■ WHAT THE TASK ASKS ■
Write the data out again exactly, dropping any images it holds.

■ RECORDS SUPPLIED ■
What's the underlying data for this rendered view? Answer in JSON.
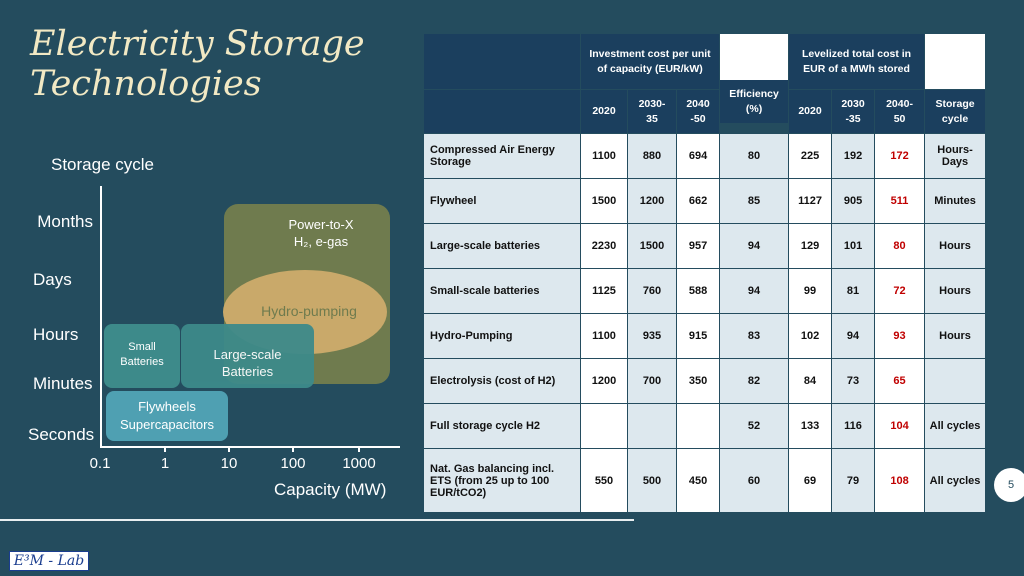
{
  "title": [
    "Electricity Storage",
    "Technologies"
  ],
  "diagram": {
    "y_axis_label": "Storage cycle",
    "x_axis_label": "Capacity (MW)",
    "y_levels": [
      "Months",
      "Days",
      "Hours",
      "Minutes",
      "Seconds"
    ],
    "x_ticks": [
      "0.1",
      "1",
      "10",
      "100",
      "1000"
    ],
    "regions": {
      "power_to_x": "Power-to-X\nH₂, e-gas",
      "hydro": "Hydro-pumping",
      "small_batteries": "Small\nBatteries",
      "large_batteries": "Large-scale\nBatteries",
      "flywheels": "Flywheels\nSupercapacitors"
    },
    "colors": {
      "power_to_x": "#6f7b4e",
      "hydro": "#c9a96a",
      "small_batteries": "#3d8a8a",
      "large_batteries": "#3d8a8a",
      "flywheels": "#4fa0b2"
    }
  },
  "table": {
    "group_investment": "Investment cost per unit of capacity (EUR/kW)",
    "group_levelized": "Levelized total cost in EUR of a MWh stored",
    "sub_headers": [
      "2020",
      "2030-\n35",
      "2040\n-50",
      "Efficiency\n(%)",
      "2020",
      "2030\n-35",
      "2040-\n50",
      "Storage\ncycle"
    ],
    "rows": [
      {
        "name": "Compressed Air Energy Storage",
        "v": [
          "1100",
          "880",
          "694",
          "80",
          "225",
          "192",
          "172",
          "Hours-\nDays"
        ]
      },
      {
        "name": "Flywheel",
        "v": [
          "1500",
          "1200",
          "662",
          "85",
          "1127",
          "905",
          "511",
          "Minutes"
        ]
      },
      {
        "name": "Large-scale batteries",
        "v": [
          "2230",
          "1500",
          "957",
          "94",
          "129",
          "101",
          "80",
          "Hours"
        ]
      },
      {
        "name": "Small-scale batteries",
        "v": [
          "1125",
          "760",
          "588",
          "94",
          "99",
          "81",
          "72",
          "Hours"
        ]
      },
      {
        "name": "Hydro-Pumping",
        "v": [
          "1100",
          "935",
          "915",
          "83",
          "102",
          "94",
          "93",
          "Hours"
        ]
      },
      {
        "name": "Electrolysis (cost of H2)",
        "v": [
          "1200",
          "700",
          "350",
          "82",
          "84",
          "73",
          "65",
          ""
        ]
      },
      {
        "name": "Full storage cycle H2",
        "v": [
          "",
          "",
          "",
          "52",
          "133",
          "116",
          "104",
          "All cycles"
        ]
      },
      {
        "name": "Nat. Gas balancing incl. ETS (from 25 up to 100 EUR/tCO2)",
        "v": [
          "550",
          "500",
          "450",
          "60",
          "69",
          "79",
          "108",
          "All cycles"
        ]
      }
    ]
  },
  "logo_text": "E³M - Lab",
  "page_number": "5"
}
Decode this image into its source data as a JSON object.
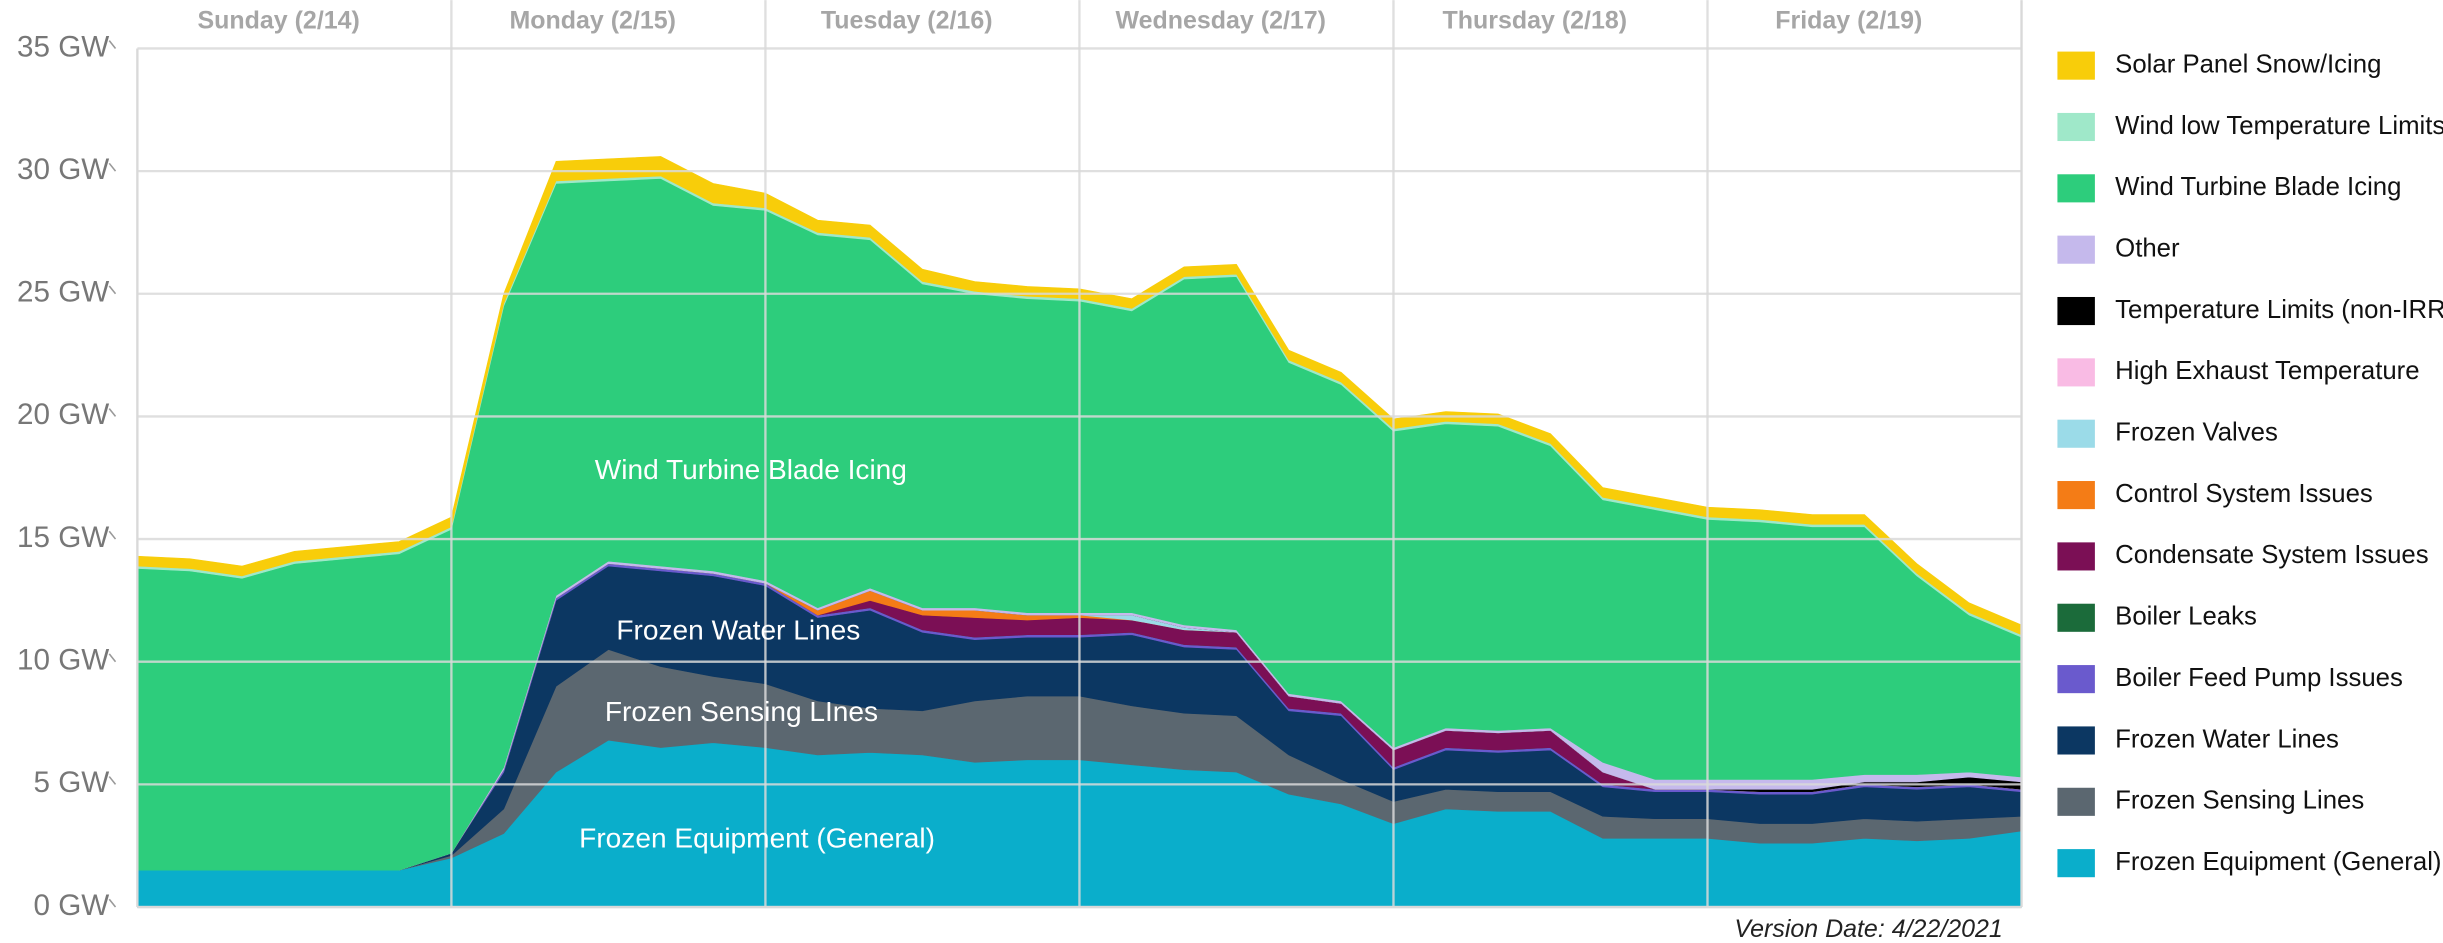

■ THE OUTPUT ■
What's the underlying data for this rendered view? Answer in JSON.
{
  "title": [
    "Electricity Storage",
    "Technologies"
  ],
  "diagram": {
    "y_axis_label": "Storage cycle",
    "x_axis_label": "Capacity (MW)",
    "y_levels": [
      "Months",
      "Days",
      "Hours",
      "Minutes",
      "Seconds"
    ],
    "x_ticks": [
      "0.1",
      "1",
      "10",
      "100",
      "1000"
    ],
    "regions": {
      "power_to_x": "Power-to-X\nH₂, e-gas",
      "hydro": "Hydro-pumping",
      "small_batteries": "Small\nBatteries",
      "large_batteries": "Large-scale\nBatteries",
      "flywheels": "Flywheels\nSupercapacitors"
    },
    "colors": {
      "power_to_x": "#6f7b4e",
      "hydro": "#c9a96a",
      "small_batteries": "#3d8a8a",
      "large_batteries": "#3d8a8a",
      "flywheels": "#4fa0b2"
    }
  },
  "table": {
    "group_investment": "Investment cost per unit of capacity (EUR/kW)",
    "group_levelized": "Levelized total cost in EUR of a MWh stored",
    "sub_headers": [
      "2020",
      "2030-\n35",
      "2040\n-50",
      "Efficiency\n(%)",
      "2020",
      "2030\n-35",
      "2040-\n50",
      "Storage\ncycle"
    ],
    "rows": [
      {
        "name": "Compressed Air Energy Storage",
        "v": [
          "1100",
          "880",
          "694",
          "80",
          "225",
          "192",
          "172",
          "Hours-\nDays"
        ]
      },
      {
        "name": "Flywheel",
        "v": [
          "1500",
          "1200",
          "662",
          "85",
          "1127",
          "905",
          "511",
          "Minutes"
        ]
      },
      {
        "name": "Large-scale batteries",
        "v": [
          "2230",
          "1500",
          "957",
          "94",
          "129",
          "101",
          "80",
          "Hours"
        ]
      },
      {
        "name": "Small-scale batteries",
        "v": [
          "1125",
          "760",
          "588",
          "94",
          "99",
          "81",
          "72",
          "Hours"
        ]
      },
      {
        "name": "Hydro-Pumping",
        "v": [
          "1100",
          "935",
          "915",
          "83",
          "102",
          "94",
          "93",
          "Hours"
        ]
      },
      {
        "name": "Electrolysis (cost of H2)",
        "v": [
          "1200",
          "700",
          "350",
          "82",
          "84",
          "73",
          "65",
          ""
        ]
      },
      {
        "name": "Full storage cycle H2",
        "v": [
          "",
          "",
          "",
          "52",
          "133",
          "116",
          "104",
          "All cycles"
        ]
      },
      {
        "name": "Nat. Gas balancing incl. ETS (from 25 up to 100 EUR/tCO2)",
        "v": [
          "550",
          "500",
          "450",
          "60",
          "69",
          "79",
          "108",
          "All cycles"
        ]
      }
    ]
  },
  "logo_text": "E³M - Lab",
  "page_number": "5"
}
Decode this image into its source data as a JSON object.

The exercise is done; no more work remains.